#### Alıntı metin

▼▼▼

KÜLTÜR SANAT - 21 Haziran 2022 Salı 10:56

Evinin ağılını atölyeye çevirdi yıllardır bağlama yapıyor

A
A
A
Evinin ağılını atölyeye çevirdi yıllardır bağlama yapıyor

Malatya’da yaşayan 45 yaşındaki bağlama ustası İnan Karakış, evinin ağıl olarak kullanılan bölümünü atölyeye çevirerek yıllardır hem bağlama yapıyor hem de saz çalıp türkü söylüyor.

Malatya’da yaşayan 45 yaşındaki bağlama ustası İnan Karakış, evinin ağıl olarak kullanılan bölümünü atölyeye çevirerek yıllardır hem bağlama yapıyor hem de saz çalıp türkü söylüyor.


Doğanşehir ilçesine bağlı Karaterzi Mahallesi’nde annesiyle birlikte yaşayan 45 yaşındaki bağlama ustası İnan Karakış, evin ağıl olarak kullanılan bölümünü atölyeye çevirerek, yıllardır hem bağlama yapıyor hem de saz çalıp türkü söylüyor.

▲▲▲

#### Görev A
Bağlama ustasını anlatan haberde geçen bütün yer adlarını sıralayın.
Yukarıdaki haber ile kayıtlar birbirinden ayrı malzemelerdir.

#### Verilen kayıtlar
▼▼▼

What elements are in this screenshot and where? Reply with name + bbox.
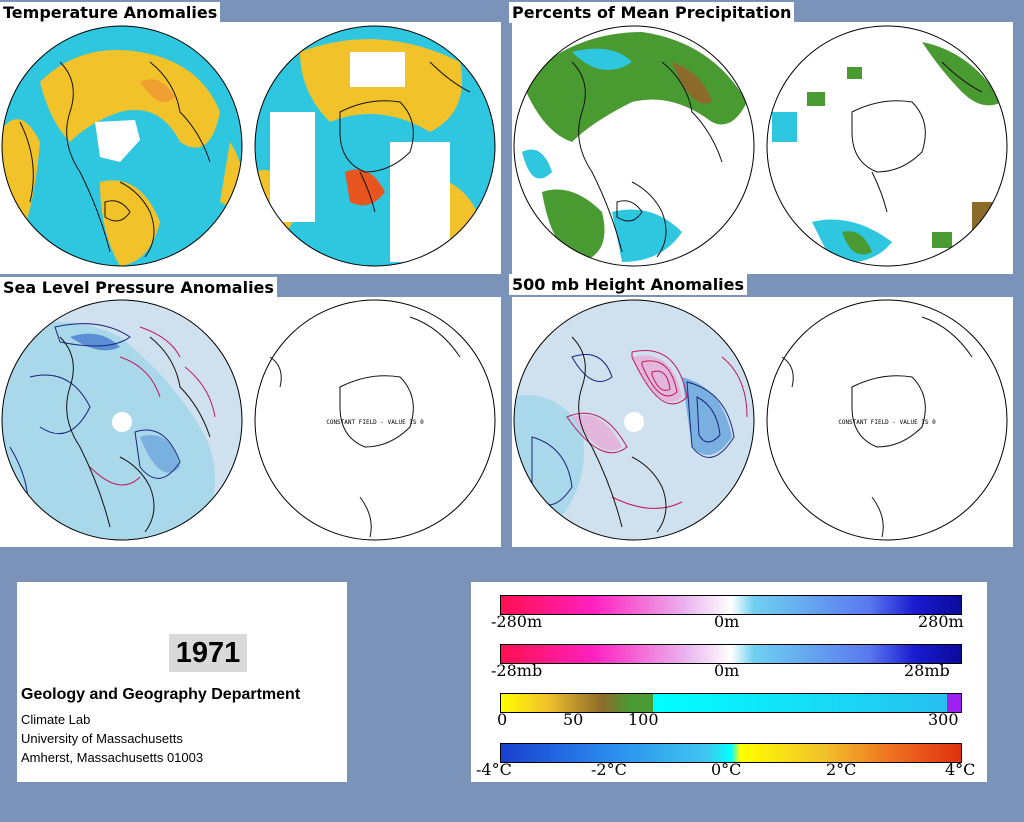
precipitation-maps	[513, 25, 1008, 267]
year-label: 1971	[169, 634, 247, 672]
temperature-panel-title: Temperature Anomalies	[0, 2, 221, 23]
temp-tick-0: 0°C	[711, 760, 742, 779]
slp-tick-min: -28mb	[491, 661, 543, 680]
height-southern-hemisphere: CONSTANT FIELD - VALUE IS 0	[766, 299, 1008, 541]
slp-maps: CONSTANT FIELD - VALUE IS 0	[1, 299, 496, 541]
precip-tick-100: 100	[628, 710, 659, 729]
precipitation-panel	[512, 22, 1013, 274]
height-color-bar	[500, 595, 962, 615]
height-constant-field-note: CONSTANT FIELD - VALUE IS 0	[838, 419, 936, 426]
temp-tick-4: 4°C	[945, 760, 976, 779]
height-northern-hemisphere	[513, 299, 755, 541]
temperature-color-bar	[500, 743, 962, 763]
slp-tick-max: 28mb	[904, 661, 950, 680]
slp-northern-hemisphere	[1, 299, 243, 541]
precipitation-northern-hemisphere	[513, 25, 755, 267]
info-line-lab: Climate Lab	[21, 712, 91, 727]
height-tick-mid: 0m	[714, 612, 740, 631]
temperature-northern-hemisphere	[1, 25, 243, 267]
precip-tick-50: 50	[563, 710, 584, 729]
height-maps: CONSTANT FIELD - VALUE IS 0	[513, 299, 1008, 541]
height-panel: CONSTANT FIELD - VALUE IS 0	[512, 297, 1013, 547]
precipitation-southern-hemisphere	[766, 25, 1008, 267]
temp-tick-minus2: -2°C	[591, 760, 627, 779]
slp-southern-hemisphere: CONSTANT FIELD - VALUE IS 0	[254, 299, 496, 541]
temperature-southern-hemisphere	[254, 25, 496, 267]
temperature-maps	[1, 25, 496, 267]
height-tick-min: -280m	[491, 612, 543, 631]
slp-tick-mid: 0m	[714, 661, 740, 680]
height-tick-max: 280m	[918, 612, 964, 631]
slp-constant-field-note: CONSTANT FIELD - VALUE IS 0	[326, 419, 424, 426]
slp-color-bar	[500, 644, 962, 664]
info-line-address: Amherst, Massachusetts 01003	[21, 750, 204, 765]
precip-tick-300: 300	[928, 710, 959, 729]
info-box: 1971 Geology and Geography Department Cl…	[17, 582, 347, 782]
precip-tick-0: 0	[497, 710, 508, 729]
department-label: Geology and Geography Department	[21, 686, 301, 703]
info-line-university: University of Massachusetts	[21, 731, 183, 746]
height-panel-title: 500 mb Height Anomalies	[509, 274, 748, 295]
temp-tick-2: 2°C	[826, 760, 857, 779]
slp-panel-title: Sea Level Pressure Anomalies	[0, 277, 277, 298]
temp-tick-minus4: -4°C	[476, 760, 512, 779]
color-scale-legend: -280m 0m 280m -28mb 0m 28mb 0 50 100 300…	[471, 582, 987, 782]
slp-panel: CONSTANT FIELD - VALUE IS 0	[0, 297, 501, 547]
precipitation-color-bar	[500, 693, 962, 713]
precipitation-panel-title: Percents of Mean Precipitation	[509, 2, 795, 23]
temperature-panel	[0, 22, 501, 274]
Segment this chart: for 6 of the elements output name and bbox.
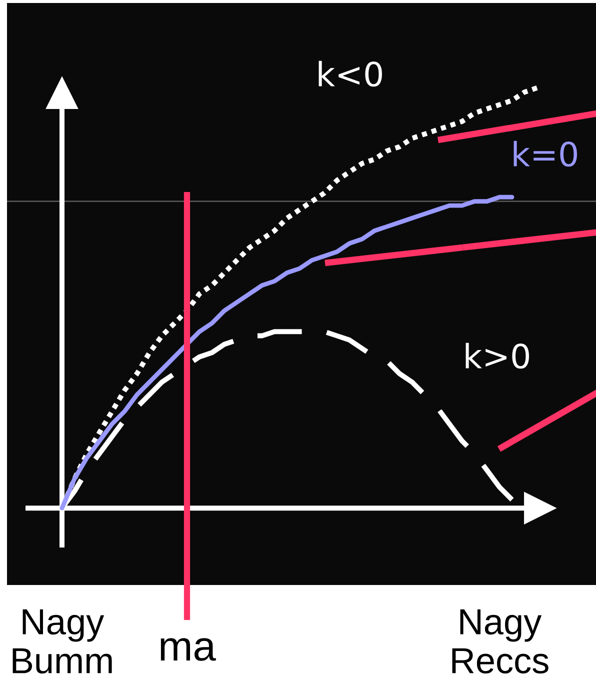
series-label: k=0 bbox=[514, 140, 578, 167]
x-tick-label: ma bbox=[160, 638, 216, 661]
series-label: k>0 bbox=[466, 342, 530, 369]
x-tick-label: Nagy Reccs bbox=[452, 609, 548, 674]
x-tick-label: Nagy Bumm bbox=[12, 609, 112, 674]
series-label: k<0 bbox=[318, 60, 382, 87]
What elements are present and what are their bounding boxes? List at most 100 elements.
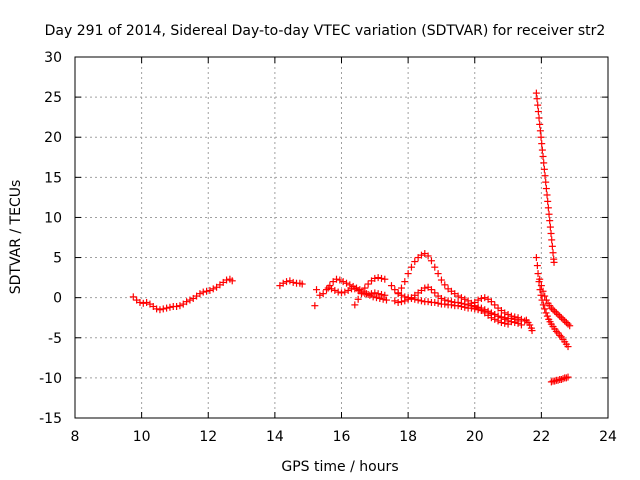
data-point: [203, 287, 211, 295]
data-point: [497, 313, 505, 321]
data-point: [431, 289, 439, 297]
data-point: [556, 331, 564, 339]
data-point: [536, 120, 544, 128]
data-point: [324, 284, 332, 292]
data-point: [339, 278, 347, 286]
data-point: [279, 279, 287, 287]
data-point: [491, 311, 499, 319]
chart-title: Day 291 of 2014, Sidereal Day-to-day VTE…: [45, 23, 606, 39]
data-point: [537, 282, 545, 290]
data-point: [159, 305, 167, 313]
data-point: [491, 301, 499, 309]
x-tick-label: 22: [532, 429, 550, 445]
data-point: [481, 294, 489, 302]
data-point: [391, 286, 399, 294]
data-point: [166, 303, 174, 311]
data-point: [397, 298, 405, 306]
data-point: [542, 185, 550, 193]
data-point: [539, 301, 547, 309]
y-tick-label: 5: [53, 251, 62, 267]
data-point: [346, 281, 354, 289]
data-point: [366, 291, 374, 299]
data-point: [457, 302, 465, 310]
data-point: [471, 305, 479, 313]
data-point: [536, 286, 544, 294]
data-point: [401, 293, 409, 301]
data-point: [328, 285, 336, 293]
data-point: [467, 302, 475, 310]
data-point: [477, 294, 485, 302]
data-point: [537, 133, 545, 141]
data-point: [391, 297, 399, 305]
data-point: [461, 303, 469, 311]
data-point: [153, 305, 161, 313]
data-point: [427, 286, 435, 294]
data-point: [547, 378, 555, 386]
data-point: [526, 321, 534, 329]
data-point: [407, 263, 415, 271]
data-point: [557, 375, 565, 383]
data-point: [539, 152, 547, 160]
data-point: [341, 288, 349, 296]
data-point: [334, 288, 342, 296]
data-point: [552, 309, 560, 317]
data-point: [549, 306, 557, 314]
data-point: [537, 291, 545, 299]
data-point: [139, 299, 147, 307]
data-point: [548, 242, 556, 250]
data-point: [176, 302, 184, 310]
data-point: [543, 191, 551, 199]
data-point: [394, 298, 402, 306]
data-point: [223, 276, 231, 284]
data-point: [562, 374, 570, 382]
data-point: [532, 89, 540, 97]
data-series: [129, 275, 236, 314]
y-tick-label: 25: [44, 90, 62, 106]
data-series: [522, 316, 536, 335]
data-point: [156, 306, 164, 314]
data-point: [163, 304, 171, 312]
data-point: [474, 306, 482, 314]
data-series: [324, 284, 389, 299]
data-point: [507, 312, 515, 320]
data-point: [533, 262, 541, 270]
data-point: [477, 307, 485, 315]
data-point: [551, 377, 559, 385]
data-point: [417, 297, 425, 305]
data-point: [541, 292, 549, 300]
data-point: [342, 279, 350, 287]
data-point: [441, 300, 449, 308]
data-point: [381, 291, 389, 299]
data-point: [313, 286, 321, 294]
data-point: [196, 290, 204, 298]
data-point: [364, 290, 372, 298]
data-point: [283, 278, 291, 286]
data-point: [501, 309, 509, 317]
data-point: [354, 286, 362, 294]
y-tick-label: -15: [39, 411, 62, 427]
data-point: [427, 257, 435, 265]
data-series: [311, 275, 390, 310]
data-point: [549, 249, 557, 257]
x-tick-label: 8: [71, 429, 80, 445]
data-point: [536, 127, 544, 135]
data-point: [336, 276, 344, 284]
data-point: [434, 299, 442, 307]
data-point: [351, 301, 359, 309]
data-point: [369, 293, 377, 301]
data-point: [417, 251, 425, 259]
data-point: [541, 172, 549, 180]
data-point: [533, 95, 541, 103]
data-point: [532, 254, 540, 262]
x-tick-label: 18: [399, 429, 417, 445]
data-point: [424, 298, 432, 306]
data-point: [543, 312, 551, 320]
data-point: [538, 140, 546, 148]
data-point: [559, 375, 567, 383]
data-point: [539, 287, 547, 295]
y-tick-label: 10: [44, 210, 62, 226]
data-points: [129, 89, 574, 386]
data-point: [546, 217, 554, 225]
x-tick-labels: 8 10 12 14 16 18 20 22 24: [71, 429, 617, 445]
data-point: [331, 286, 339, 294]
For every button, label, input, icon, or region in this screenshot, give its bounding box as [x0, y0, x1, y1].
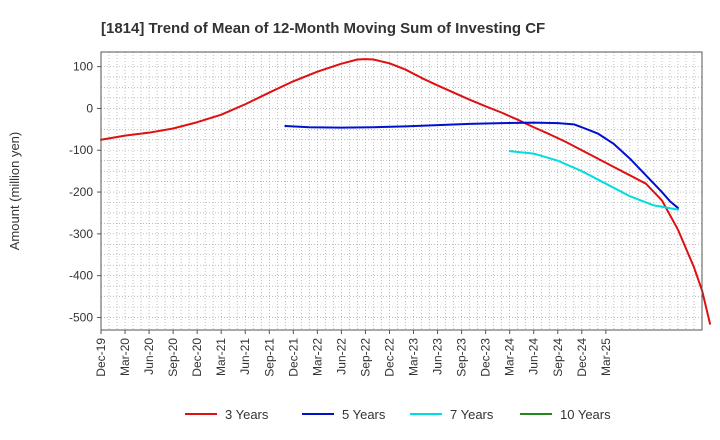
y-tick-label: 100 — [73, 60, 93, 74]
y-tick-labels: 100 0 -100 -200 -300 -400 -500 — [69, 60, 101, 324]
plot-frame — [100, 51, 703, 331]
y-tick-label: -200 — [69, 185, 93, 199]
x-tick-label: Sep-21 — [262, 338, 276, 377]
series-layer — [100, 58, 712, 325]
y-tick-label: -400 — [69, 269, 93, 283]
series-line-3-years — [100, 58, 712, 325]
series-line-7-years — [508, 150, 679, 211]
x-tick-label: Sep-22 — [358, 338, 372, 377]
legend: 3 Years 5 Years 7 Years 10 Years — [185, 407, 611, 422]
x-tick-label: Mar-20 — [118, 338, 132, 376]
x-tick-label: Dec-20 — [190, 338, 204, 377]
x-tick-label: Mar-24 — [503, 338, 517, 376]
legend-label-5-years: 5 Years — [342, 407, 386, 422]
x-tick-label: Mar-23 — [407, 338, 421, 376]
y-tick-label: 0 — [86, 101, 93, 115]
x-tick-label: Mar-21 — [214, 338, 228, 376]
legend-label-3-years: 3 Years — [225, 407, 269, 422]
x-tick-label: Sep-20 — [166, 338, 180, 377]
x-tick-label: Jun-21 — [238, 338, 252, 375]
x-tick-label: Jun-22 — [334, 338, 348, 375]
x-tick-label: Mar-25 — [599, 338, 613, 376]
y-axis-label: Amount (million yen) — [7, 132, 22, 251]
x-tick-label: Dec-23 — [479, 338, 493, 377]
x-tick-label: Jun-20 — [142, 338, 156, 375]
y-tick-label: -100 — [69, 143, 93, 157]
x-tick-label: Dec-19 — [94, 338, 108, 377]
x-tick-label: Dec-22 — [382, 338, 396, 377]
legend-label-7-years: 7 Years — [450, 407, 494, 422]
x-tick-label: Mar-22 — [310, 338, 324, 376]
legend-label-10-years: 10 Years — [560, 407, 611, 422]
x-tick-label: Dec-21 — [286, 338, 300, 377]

▲▲▲

#### Görev B
Lütfen kayıtlarda "y-tick-label: 100 — [73, 60, 93, 74]" içeren satırdan başlayıp "legend: 3 Years" içeren satıra kadar uzanan satırları, iki uç satır da dahil olmak üzere, hiçbir değişiklik yapmadan kopyalayın.

#### Yanıt A
Malatya, Doğanşehir, Karaterzi Mahallesi

#### Yanıt B
y-tick-label: 100 — [73, 60, 93, 74]
y-tick-labels: 100 0 -100 -200 -300 -400 -500 — [69, 60, 101, 324]
plot-frame — [100, 51, 703, 331]
y-tick-label: -200 — [69, 185, 93, 199]
x-tick-label: Sep-21 — [262, 338, 276, 377]
series-layer — [100, 58, 712, 325]
y-tick-label: -400 — [69, 269, 93, 283]
series-line-3-years — [100, 58, 712, 325]
series-line-7-years — [508, 150, 679, 211]
x-tick-label: Sep-22 — [358, 338, 372, 377]
legend: 3 Years 5 Years 7 Years 10 Years — [185, 407, 611, 422]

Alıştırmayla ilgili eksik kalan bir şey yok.